**Dataset records:**
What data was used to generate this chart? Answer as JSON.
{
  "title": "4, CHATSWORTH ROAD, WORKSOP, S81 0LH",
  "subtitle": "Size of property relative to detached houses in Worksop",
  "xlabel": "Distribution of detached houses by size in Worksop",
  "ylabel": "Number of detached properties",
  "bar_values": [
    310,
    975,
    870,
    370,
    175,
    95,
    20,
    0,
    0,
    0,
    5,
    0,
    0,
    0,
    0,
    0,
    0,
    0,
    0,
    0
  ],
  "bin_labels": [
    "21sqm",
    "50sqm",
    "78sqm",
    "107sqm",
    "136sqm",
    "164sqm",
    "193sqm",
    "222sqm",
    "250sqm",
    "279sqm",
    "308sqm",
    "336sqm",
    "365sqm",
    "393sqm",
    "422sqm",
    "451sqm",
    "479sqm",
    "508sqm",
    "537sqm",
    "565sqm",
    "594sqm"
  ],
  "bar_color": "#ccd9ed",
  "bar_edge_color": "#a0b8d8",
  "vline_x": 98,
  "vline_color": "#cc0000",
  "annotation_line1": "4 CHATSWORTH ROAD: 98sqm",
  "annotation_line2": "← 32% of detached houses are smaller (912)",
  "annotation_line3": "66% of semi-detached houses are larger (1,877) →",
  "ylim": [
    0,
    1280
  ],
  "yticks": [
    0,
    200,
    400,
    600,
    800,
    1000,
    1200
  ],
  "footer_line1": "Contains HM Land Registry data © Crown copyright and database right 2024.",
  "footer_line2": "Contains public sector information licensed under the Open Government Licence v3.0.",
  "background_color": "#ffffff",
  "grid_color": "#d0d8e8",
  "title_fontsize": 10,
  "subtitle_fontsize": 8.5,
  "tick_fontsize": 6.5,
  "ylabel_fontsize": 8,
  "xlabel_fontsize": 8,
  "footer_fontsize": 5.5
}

**Exercise goal:** Your task is to retype all the records above with nothing left out.

**Solution for this problem:**
What data was used to generate this chart? Answer as JSON.
{
  "title": "4, CHATSWORTH ROAD, WORKSOP, S81 0LH",
  "subtitle": "Size of property relative to detached houses in Worksop",
  "xlabel": "Distribution of detached houses by size in Worksop",
  "ylabel": "Number of detached properties",
  "bar_values": [
    310,
    975,
    870,
    370,
    175,
    95,
    20,
    0,
    0,
    0,
    5,
    0,
    0,
    0,
    0,
    0,
    0,
    0,
    0,
    0
  ],
  "bin_labels": [
    "21sqm",
    "50sqm",
    "78sqm",
    "107sqm",
    "136sqm",
    "164sqm",
    "193sqm",
    "222sqm",
    "250sqm",
    "279sqm",
    "308sqm",
    "336sqm",
    "365sqm",
    "393sqm",
    "422sqm",
    "451sqm",
    "479sqm",
    "508sqm",
    "537sqm",
    "565sqm",
    "594sqm"
  ],
  "bar_color": "#ccd9ed",
  "bar_edge_color": "#a0b8d8",
  "vline_x": 98,
  "vline_color": "#cc0000",
  "annotation_line1": "4 CHATSWORTH ROAD: 98sqm",
  "annotation_line2": "← 32% of detached houses are smaller (912)",
  "annotation_line3": "66% of semi-detached houses are larger (1,877) →",
  "ylim": [
    0,
    1280
  ],
  "yticks": [
    0,
    200,
    400,
    600,
    800,
    1000,
    1200
  ],
  "footer_line1": "Contains HM Land Registry data © Crown copyright and database right 2024.",
  "footer_line2": "Contains public sector information licensed under the Open Government Licence v3.0.",
  "background_color": "#ffffff",
  "grid_color": "#d0d8e8",
  "title_fontsize": 10,
  "subtitle_fontsize": 8.5,
  "tick_fontsize": 6.5,
  "ylabel_fontsize": 8,
  "xlabel_fontsize": 8,
  "footer_fontsize": 5.5
}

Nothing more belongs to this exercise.